Exercise directions
Images are not part of the copy; write out the rest of the data exactly as given.

(Saved entries)
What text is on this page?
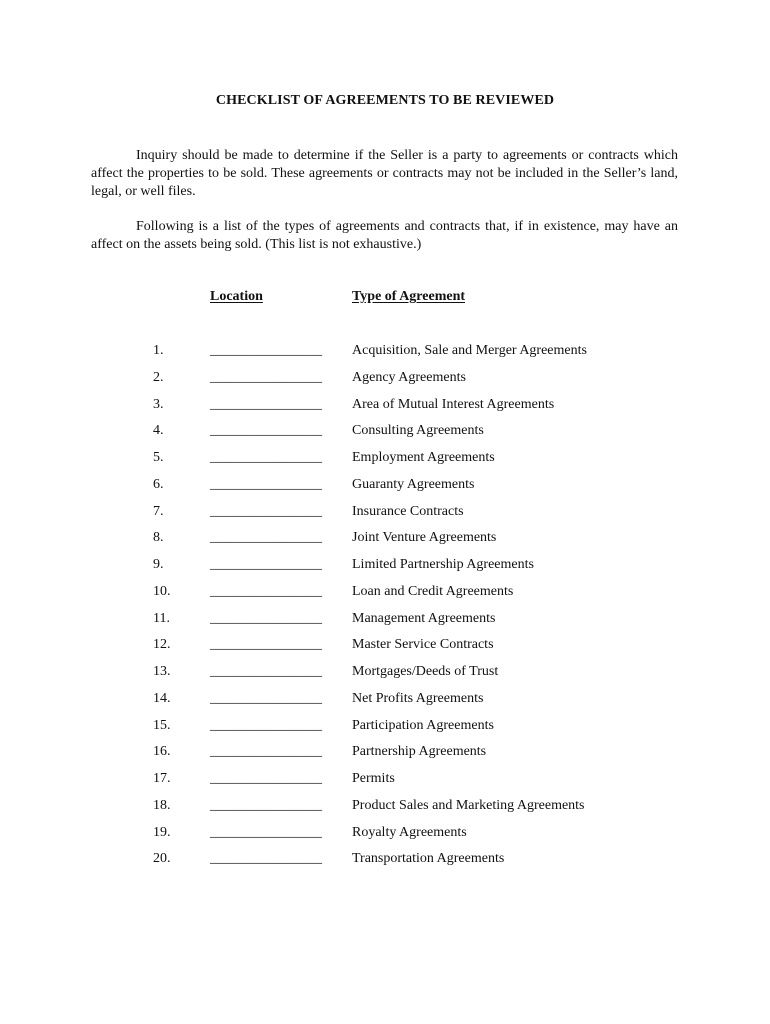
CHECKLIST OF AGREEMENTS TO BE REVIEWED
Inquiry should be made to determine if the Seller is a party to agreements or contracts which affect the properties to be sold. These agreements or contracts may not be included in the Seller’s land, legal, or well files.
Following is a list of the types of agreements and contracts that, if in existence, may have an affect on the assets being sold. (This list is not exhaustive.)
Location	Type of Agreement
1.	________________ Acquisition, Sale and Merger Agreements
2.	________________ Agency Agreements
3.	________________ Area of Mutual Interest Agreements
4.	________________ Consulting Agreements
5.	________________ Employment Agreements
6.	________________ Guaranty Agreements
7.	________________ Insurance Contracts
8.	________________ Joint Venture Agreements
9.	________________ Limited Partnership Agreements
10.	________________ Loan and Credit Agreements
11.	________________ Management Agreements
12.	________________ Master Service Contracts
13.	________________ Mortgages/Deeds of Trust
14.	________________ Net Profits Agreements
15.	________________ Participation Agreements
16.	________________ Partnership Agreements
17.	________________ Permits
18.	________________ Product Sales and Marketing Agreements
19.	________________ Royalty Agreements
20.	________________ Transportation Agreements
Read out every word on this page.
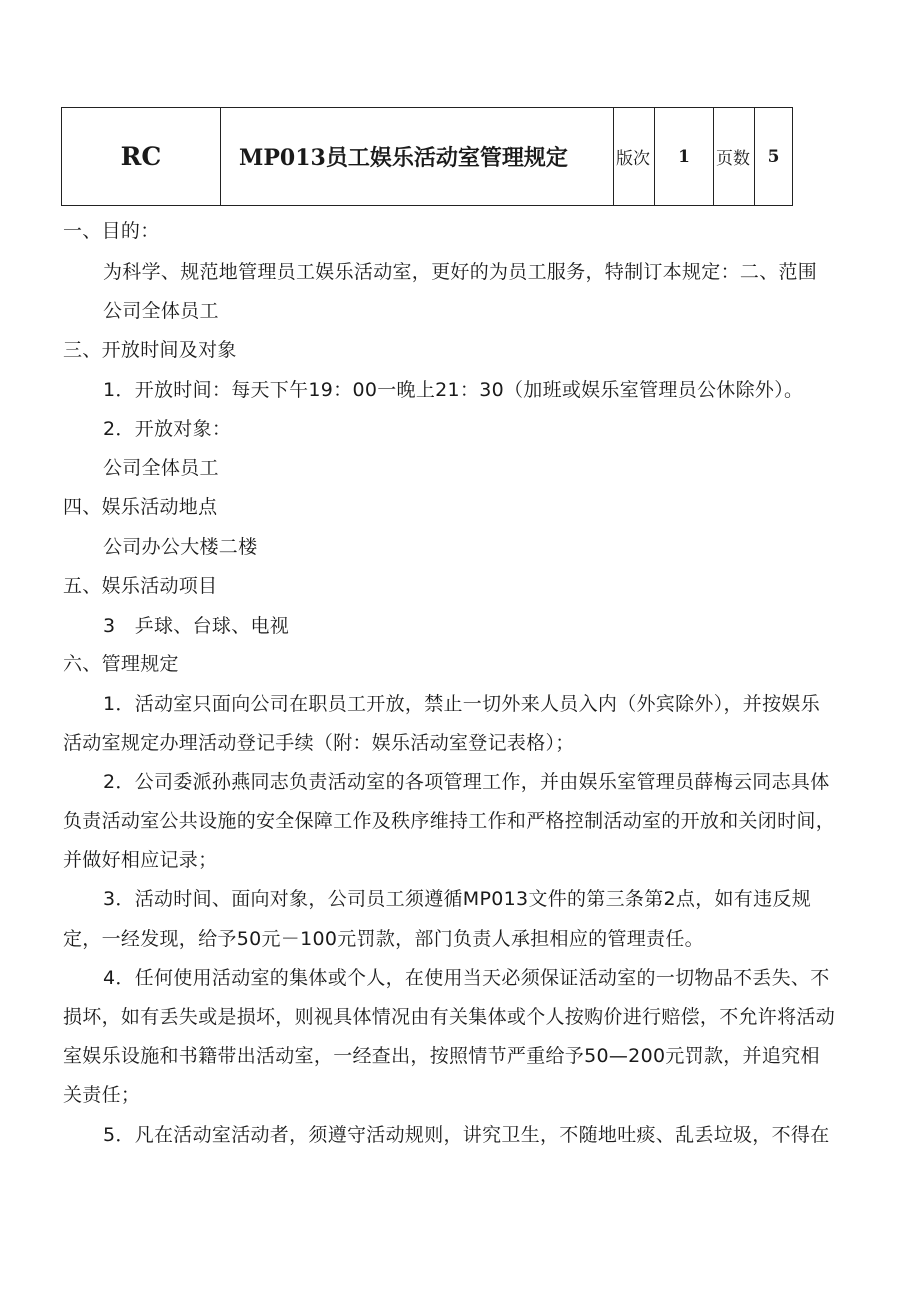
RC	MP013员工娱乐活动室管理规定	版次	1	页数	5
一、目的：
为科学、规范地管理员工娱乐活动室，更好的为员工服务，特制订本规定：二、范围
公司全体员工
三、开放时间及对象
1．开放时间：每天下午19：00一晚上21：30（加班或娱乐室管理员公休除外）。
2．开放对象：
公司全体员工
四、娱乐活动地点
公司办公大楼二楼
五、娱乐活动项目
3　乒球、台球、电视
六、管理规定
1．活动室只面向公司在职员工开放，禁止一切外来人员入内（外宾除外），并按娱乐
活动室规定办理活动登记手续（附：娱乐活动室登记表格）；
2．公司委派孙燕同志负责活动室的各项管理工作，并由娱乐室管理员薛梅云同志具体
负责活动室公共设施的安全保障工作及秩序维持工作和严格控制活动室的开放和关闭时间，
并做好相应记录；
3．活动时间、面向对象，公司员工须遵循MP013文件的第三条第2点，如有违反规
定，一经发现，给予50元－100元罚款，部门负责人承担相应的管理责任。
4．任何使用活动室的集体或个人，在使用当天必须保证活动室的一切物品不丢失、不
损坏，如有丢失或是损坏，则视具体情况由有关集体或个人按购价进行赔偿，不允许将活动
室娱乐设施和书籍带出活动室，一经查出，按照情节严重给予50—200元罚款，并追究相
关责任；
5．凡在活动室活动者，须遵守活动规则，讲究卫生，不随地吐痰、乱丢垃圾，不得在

Response below
What text is on this page?
CHECKLIST OF AGREEMENTS TO BE REVIEWED
Inquiry should be made to determine if the Seller is a party to agreements or contracts which affect the properties to be sold. These agreements or contracts may not be included in the Seller’s land, legal, or well files.
Following is a list of the types of agreements and contracts that, if in existence, may have an affect on the assets being sold. (This list is not exhaustive.)
Location	Type of Agreement
1.	________________ Acquisition, Sale and Merger Agreements
2.	________________ Agency Agreements
3.	________________ Area of Mutual Interest Agreements
4.	________________ Consulting Agreements
5.	________________ Employment Agreements
6.	________________ Guaranty Agreements
7.	________________ Insurance Contracts
8.	________________ Joint Venture Agreements
9.	________________ Limited Partnership Agreements
10.	________________ Loan and Credit Agreements
11.	________________ Management Agreements
12.	________________ Master Service Contracts
13.	________________ Mortgages/Deeds of Trust
14.	________________ Net Profits Agreements
15.	________________ Participation Agreements
16.	________________ Partnership Agreements
17.	________________ Permits
18.	________________ Product Sales and Marketing Agreements
19.	________________ Royalty Agreements
20.	________________ Transportation Agreements
Read out every word on this page.
RC	MP013员工娱乐活动室管理规定	版次	1	页数	5
一、目的：
为科学、规范地管理员工娱乐活动室，更好的为员工服务，特制订本规定：二、范围
公司全体员工
三、开放时间及对象
1．开放时间：每天下午19：00一晚上21：30（加班或娱乐室管理员公休除外）。
2．开放对象：
公司全体员工
四、娱乐活动地点
公司办公大楼二楼
五、娱乐活动项目
3　乒球、台球、电视
六、管理规定
1．活动室只面向公司在职员工开放，禁止一切外来人员入内（外宾除外），并按娱乐
活动室规定办理活动登记手续（附：娱乐活动室登记表格）；
2．公司委派孙燕同志负责活动室的各项管理工作，并由娱乐室管理员薛梅云同志具体
负责活动室公共设施的安全保障工作及秩序维持工作和严格控制活动室的开放和关闭时间，
并做好相应记录；
3．活动时间、面向对象，公司员工须遵循MP013文件的第三条第2点，如有违反规
定，一经发现，给予50元－100元罚款，部门负责人承担相应的管理责任。
4．任何使用活动室的集体或个人，在使用当天必须保证活动室的一切物品不丢失、不
损坏，如有丢失或是损坏，则视具体情况由有关集体或个人按购价进行赔偿，不允许将活动
室娱乐设施和书籍带出活动室，一经查出，按照情节严重给予50—200元罚款，并追究相
关责任；
5．凡在活动室活动者，须遵守活动规则，讲究卫生，不随地吐痰、乱丢垃圾，不得在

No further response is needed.